[TO DO]
Leave out the pictures and copy each record below exactly.

[Collected data entries]

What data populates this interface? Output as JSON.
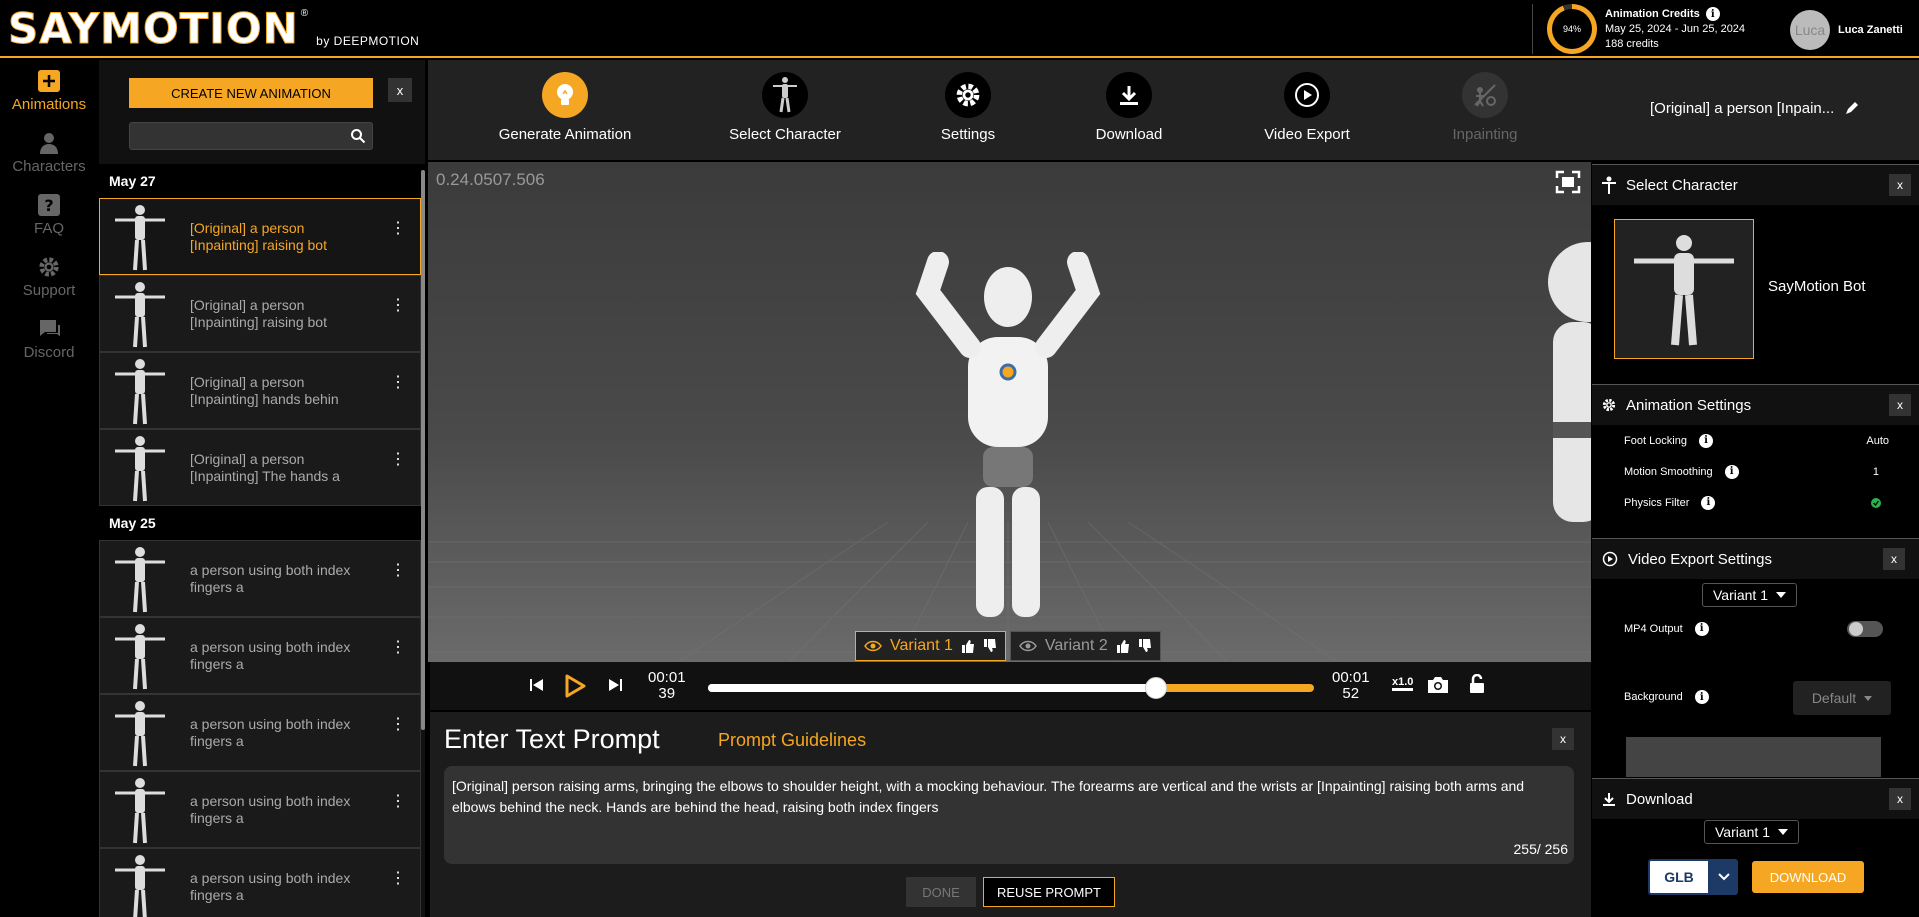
{
  "app": {
    "logo_text": "SAYMOTION",
    "logo_reg": "®",
    "logo_by": "by DEEPMOTION",
    "brand_color": "#f5a623"
  },
  "credits": {
    "title": "Animation Credits",
    "gauge_label": "94%",
    "gauge_fraction": 0.94,
    "date_range": "May 25, 2024 - Jun 25, 2024",
    "amount": "188 credits"
  },
  "user": {
    "avatar_text": "Luca",
    "name": "Luca Zanetti"
  },
  "nav": [
    {
      "label": "Animations",
      "icon": "plus-icon"
    },
    {
      "label": "Characters",
      "icon": "person-icon"
    },
    {
      "label": "FAQ",
      "icon": "question-icon"
    },
    {
      "label": "Support",
      "icon": "gear-icon"
    },
    {
      "label": "Discord",
      "icon": "chat-icon"
    }
  ],
  "list": {
    "create_label": "CREATE NEW ANIMATION",
    "close_label": "x",
    "search_placeholder": "",
    "groups": [
      {
        "date": "May 27",
        "items": [
          "[Original] a person [Inpainting] raising bot",
          "[Original] a person [Inpainting] raising bot",
          "[Original] a person [Inpainting] hands behin",
          "[Original] a person [Inpainting] The hands a"
        ]
      },
      {
        "date": "May 25",
        "items": [
          "a person using both index fingers a",
          "a person using both index fingers a",
          "a person using both index fingers a",
          "a person using both index fingers a",
          "a person using both index fingers a"
        ]
      }
    ]
  },
  "toolbar": {
    "tools": [
      "Generate Animation",
      "Select Character",
      "Settings",
      "Download",
      "Video Export",
      "Inpainting"
    ],
    "anim_title": "[Original] a person [Inpain..."
  },
  "viewport": {
    "version": "0.24.0507.506"
  },
  "variants": {
    "v1": "Variant 1",
    "v2": "Variant 2"
  },
  "player": {
    "current_time_top": "00:01",
    "current_time_bottom": "39",
    "total_time_top": "00:01",
    "total_time_bottom": "52",
    "progress": 0.74,
    "speed": "x1.0"
  },
  "prompt": {
    "title": "Enter Text Prompt",
    "guidelines": "Prompt Guidelines",
    "close_label": "x",
    "text": "[Original] person raising  arms, bringing the elbows to shoulder height, with a mocking behaviour. The forearms are vertical and the wrists ar [Inpainting] raising both arms and elbows behind the neck. Hands are behind the head, raising both index fingers",
    "count": "255/ 256",
    "done_label": "DONE",
    "reuse_label": "REUSE PROMPT"
  },
  "select_character": {
    "title": "Select Character",
    "close_label": "x",
    "character_name": "SayMotion Bot"
  },
  "animation_settings": {
    "title": "Animation Settings",
    "close_label": "x",
    "rows": [
      {
        "label": "Foot Locking",
        "value": "Auto"
      },
      {
        "label": "Motion Smoothing",
        "value": "1"
      },
      {
        "label": "Physics Filter",
        "value": ""
      }
    ]
  },
  "video_export": {
    "title": "Video Export Settings",
    "close_label": "x",
    "variant": "Variant 1",
    "mp4_label": "MP4 Output",
    "background_label": "Background",
    "background_value": "Default"
  },
  "download": {
    "title": "Download",
    "close_label": "x",
    "variant": "Variant 1",
    "format": "GLB",
    "button_label": "DOWNLOAD"
  }
}
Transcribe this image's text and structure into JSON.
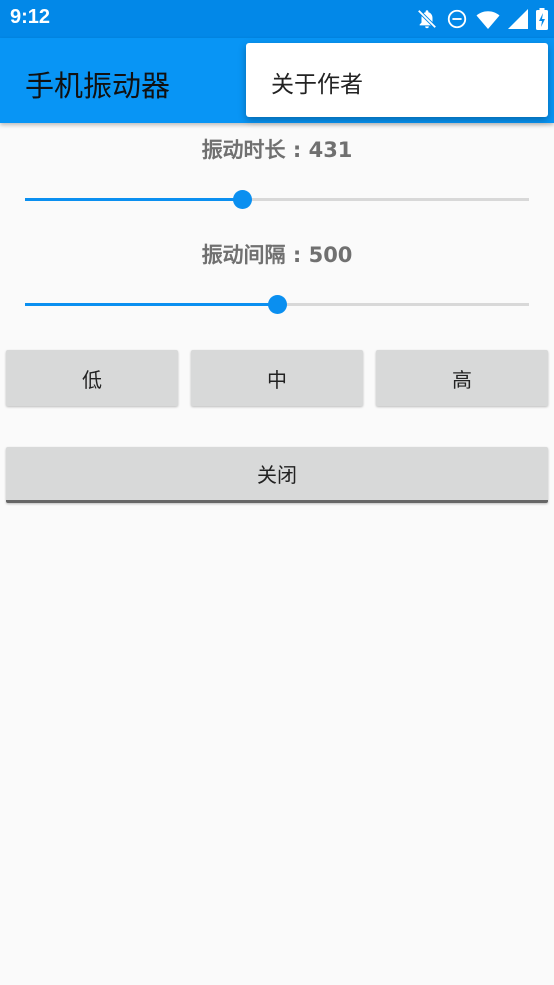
{
  "status_bar": {
    "time": "9:12",
    "icons": [
      "notifications-off-icon",
      "do-not-disturb-icon",
      "wifi-icon",
      "signal-icon",
      "battery-charging-icon"
    ]
  },
  "app_bar": {
    "title": "手机振动器"
  },
  "overflow_menu": {
    "items": [
      {
        "label": "关于作者"
      }
    ]
  },
  "duration": {
    "label": "振动时长 : 431",
    "value": 431,
    "fraction": 0.43
  },
  "interval": {
    "label": "振动间隔 : 500",
    "value": 500,
    "fraction": 0.5
  },
  "buttons": {
    "low": "低",
    "medium": "中",
    "high": "高",
    "close": "关闭"
  },
  "colors": {
    "primary": "#0895f5",
    "status_bar": "#0288e8",
    "accent": "#0a8ff0"
  }
}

[PROBLEM SOLUTION]
What data populates this interface? Output as JSON.
{
  "app": {
    "logo_text": "SAYMOTION",
    "logo_reg": "®",
    "logo_by": "by DEEPMOTION",
    "brand_color": "#f5a623"
  },
  "credits": {
    "title": "Animation Credits",
    "gauge_label": "94%",
    "gauge_fraction": 0.94,
    "date_range": "May 25, 2024 - Jun 25, 2024",
    "amount": "188 credits"
  },
  "user": {
    "avatar_text": "Luca",
    "name": "Luca Zanetti"
  },
  "nav": [
    {
      "label": "Animations",
      "icon": "plus-icon"
    },
    {
      "label": "Characters",
      "icon": "person-icon"
    },
    {
      "label": "FAQ",
      "icon": "question-icon"
    },
    {
      "label": "Support",
      "icon": "gear-icon"
    },
    {
      "label": "Discord",
      "icon": "chat-icon"
    }
  ],
  "list": {
    "create_label": "CREATE NEW ANIMATION",
    "close_label": "x",
    "search_placeholder": "",
    "groups": [
      {
        "date": "May 27",
        "items": [
          "[Original] a person [Inpainting] raising bot",
          "[Original] a person [Inpainting] raising bot",
          "[Original] a person [Inpainting] hands behin",
          "[Original] a person [Inpainting] The hands a"
        ]
      },
      {
        "date": "May 25",
        "items": [
          "a person using both index fingers a",
          "a person using both index fingers a",
          "a person using both index fingers a",
          "a person using both index fingers a",
          "a person using both index fingers a"
        ]
      }
    ]
  },
  "toolbar": {
    "tools": [
      "Generate Animation",
      "Select Character",
      "Settings",
      "Download",
      "Video Export",
      "Inpainting"
    ],
    "anim_title": "[Original] a person [Inpain..."
  },
  "viewport": {
    "version": "0.24.0507.506"
  },
  "variants": {
    "v1": "Variant 1",
    "v2": "Variant 2"
  },
  "player": {
    "current_time_top": "00:01",
    "current_time_bottom": "39",
    "total_time_top": "00:01",
    "total_time_bottom": "52",
    "progress": 0.74,
    "speed": "x1.0"
  },
  "prompt": {
    "title": "Enter Text Prompt",
    "guidelines": "Prompt Guidelines",
    "close_label": "x",
    "text": "[Original] person raising  arms, bringing the elbows to shoulder height, with a mocking behaviour. The forearms are vertical and the wrists ar [Inpainting] raising both arms and elbows behind the neck. Hands are behind the head, raising both index fingers",
    "count": "255/ 256",
    "done_label": "DONE",
    "reuse_label": "REUSE PROMPT"
  },
  "select_character": {
    "title": "Select Character",
    "close_label": "x",
    "character_name": "SayMotion Bot"
  },
  "animation_settings": {
    "title": "Animation Settings",
    "close_label": "x",
    "rows": [
      {
        "label": "Foot Locking",
        "value": "Auto"
      },
      {
        "label": "Motion Smoothing",
        "value": "1"
      },
      {
        "label": "Physics Filter",
        "value": ""
      }
    ]
  },
  "video_export": {
    "title": "Video Export Settings",
    "close_label": "x",
    "variant": "Variant 1",
    "mp4_label": "MP4 Output",
    "background_label": "Background",
    "background_value": "Default"
  },
  "download": {
    "title": "Download",
    "close_label": "x",
    "variant": "Variant 1",
    "format": "GLB",
    "button_label": "DOWNLOAD"
  }
}
Transcribe this image's text and structure into JSON.
{
  "status_bar": {
    "time": "9:12",
    "icons": [
      "notifications-off-icon",
      "do-not-disturb-icon",
      "wifi-icon",
      "signal-icon",
      "battery-charging-icon"
    ]
  },
  "app_bar": {
    "title": "手机振动器"
  },
  "overflow_menu": {
    "items": [
      {
        "label": "关于作者"
      }
    ]
  },
  "duration": {
    "label": "振动时长 : 431",
    "value": 431,
    "fraction": 0.43
  },
  "interval": {
    "label": "振动间隔 : 500",
    "value": 500,
    "fraction": 0.5
  },
  "buttons": {
    "low": "低",
    "medium": "中",
    "high": "高",
    "close": "关闭"
  },
  "colors": {
    "primary": "#0895f5",
    "status_bar": "#0288e8",
    "accent": "#0a8ff0"
  }
}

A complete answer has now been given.